--- BEGIN SUPPLIED RECORDS ---

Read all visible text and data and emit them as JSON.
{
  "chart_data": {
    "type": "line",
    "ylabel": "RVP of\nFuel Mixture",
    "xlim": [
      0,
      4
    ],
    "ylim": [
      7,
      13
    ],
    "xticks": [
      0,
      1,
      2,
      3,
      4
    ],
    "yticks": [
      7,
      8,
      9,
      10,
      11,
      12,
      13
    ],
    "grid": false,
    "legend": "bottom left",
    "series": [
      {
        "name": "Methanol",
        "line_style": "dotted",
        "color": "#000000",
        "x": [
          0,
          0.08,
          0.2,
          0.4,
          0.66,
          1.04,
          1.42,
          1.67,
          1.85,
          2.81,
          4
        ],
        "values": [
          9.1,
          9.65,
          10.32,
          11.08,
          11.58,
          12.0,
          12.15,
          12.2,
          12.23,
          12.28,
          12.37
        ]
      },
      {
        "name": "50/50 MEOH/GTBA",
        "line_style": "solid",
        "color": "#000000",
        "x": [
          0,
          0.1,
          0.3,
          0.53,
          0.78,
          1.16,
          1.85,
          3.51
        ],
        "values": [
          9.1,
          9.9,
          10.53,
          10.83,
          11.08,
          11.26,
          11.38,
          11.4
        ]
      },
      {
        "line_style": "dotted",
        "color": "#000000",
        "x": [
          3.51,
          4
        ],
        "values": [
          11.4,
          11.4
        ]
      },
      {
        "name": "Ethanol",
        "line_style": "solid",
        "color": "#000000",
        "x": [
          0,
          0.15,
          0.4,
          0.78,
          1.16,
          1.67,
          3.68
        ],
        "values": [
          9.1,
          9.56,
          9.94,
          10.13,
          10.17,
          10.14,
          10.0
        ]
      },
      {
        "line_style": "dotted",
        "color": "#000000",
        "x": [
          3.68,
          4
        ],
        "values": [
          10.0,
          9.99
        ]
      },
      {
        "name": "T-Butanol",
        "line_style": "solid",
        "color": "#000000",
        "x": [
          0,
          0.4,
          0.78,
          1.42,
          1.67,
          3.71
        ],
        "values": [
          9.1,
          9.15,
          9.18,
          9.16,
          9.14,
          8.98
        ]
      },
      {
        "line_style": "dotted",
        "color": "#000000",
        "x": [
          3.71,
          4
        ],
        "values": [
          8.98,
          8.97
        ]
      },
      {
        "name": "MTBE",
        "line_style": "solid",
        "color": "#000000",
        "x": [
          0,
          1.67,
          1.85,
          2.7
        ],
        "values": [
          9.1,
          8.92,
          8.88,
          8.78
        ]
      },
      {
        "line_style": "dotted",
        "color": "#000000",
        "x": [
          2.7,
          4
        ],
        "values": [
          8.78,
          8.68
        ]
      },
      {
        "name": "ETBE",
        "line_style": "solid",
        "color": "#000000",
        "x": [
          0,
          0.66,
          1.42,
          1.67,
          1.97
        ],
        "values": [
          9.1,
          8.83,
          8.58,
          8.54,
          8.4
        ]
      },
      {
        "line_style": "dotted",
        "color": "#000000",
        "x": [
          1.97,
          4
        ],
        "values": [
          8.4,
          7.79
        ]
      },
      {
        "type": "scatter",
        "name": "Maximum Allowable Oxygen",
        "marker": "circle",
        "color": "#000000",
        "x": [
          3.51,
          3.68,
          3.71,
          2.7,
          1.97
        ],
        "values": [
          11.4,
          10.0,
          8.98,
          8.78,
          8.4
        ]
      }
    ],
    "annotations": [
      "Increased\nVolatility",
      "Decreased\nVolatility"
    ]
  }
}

--- END SUPPLIED RECORDS ---

Write the listing out again, exactly as it reads.

Read all visible text and data and emit them as JSON.
{
  "chart_data": {
    "type": "line",
    "ylabel": "RVP of\nFuel Mixture",
    "xlim": [
      0,
      4
    ],
    "ylim": [
      7,
      13
    ],
    "xticks": [
      0,
      1,
      2,
      3,
      4
    ],
    "yticks": [
      7,
      8,
      9,
      10,
      11,
      12,
      13
    ],
    "grid": false,
    "legend": "bottom left",
    "series": [
      {
        "name": "Methanol",
        "line_style": "dotted",
        "color": "#000000",
        "x": [
          0,
          0.08,
          0.2,
          0.4,
          0.66,
          1.04,
          1.42,
          1.67,
          1.85,
          2.81,
          4
        ],
        "values": [
          9.1,
          9.65,
          10.32,
          11.08,
          11.58,
          12.0,
          12.15,
          12.2,
          12.23,
          12.28,
          12.37
        ]
      },
      {
        "name": "50/50 MEOH/GTBA",
        "line_style": "solid",
        "color": "#000000",
        "x": [
          0,
          0.1,
          0.3,
          0.53,
          0.78,
          1.16,
          1.85,
          3.51
        ],
        "values": [
          9.1,
          9.9,
          10.53,
          10.83,
          11.08,
          11.26,
          11.38,
          11.4
        ]
      },
      {
        "line_style": "dotted",
        "color": "#000000",
        "x": [
          3.51,
          4
        ],
        "values": [
          11.4,
          11.4
        ]
      },
      {
        "name": "Ethanol",
        "line_style": "solid",
        "color": "#000000",
        "x": [
          0,
          0.15,
          0.4,
          0.78,
          1.16,
          1.67,
          3.68
        ],
        "values": [
          9.1,
          9.56,
          9.94,
          10.13,
          10.17,
          10.14,
          10.0
        ]
      },
      {
        "line_style": "dotted",
        "color": "#000000",
        "x": [
          3.68,
          4
        ],
        "values": [
          10.0,
          9.99
        ]
      },
      {
        "name": "T-Butanol",
        "line_style": "solid",
        "color": "#000000",
        "x": [
          0,
          0.4,
          0.78,
          1.42,
          1.67,
          3.71
        ],
        "values": [
          9.1,
          9.15,
          9.18,
          9.16,
          9.14,
          8.98
        ]
      },
      {
        "line_style": "dotted",
        "color": "#000000",
        "x": [
          3.71,
          4
        ],
        "values": [
          8.98,
          8.97
        ]
      },
      {
        "name": "MTBE",
        "line_style": "solid",
        "color": "#000000",
        "x": [
          0,
          1.67,
          1.85,
          2.7
        ],
        "values": [
          9.1,
          8.92,
          8.88,
          8.78
        ]
      },
      {
        "line_style": "dotted",
        "color": "#000000",
        "x": [
          2.7,
          4
        ],
        "values": [
          8.78,
          8.68
        ]
      },
      {
        "name": "ETBE",
        "line_style": "solid",
        "color": "#000000",
        "x": [
          0,
          0.66,
          1.42,
          1.67,
          1.97
        ],
        "values": [
          9.1,
          8.83,
          8.58,
          8.54,
          8.4
        ]
      },
      {
        "line_style": "dotted",
        "color": "#000000",
        "x": [
          1.97,
          4
        ],
        "values": [
          8.4,
          7.79
        ]
      },
      {
        "type": "scatter",
        "name": "Maximum Allowable Oxygen",
        "marker": "circle",
        "color": "#000000",
        "x": [
          3.51,
          3.68,
          3.71,
          2.7,
          1.97
        ],
        "values": [
          11.4,
          10.0,
          8.98,
          8.78,
          8.4
        ]
      }
    ],
    "annotations": [
      "Increased\nVolatility",
      "Decreased\nVolatility"
    ]
  }
}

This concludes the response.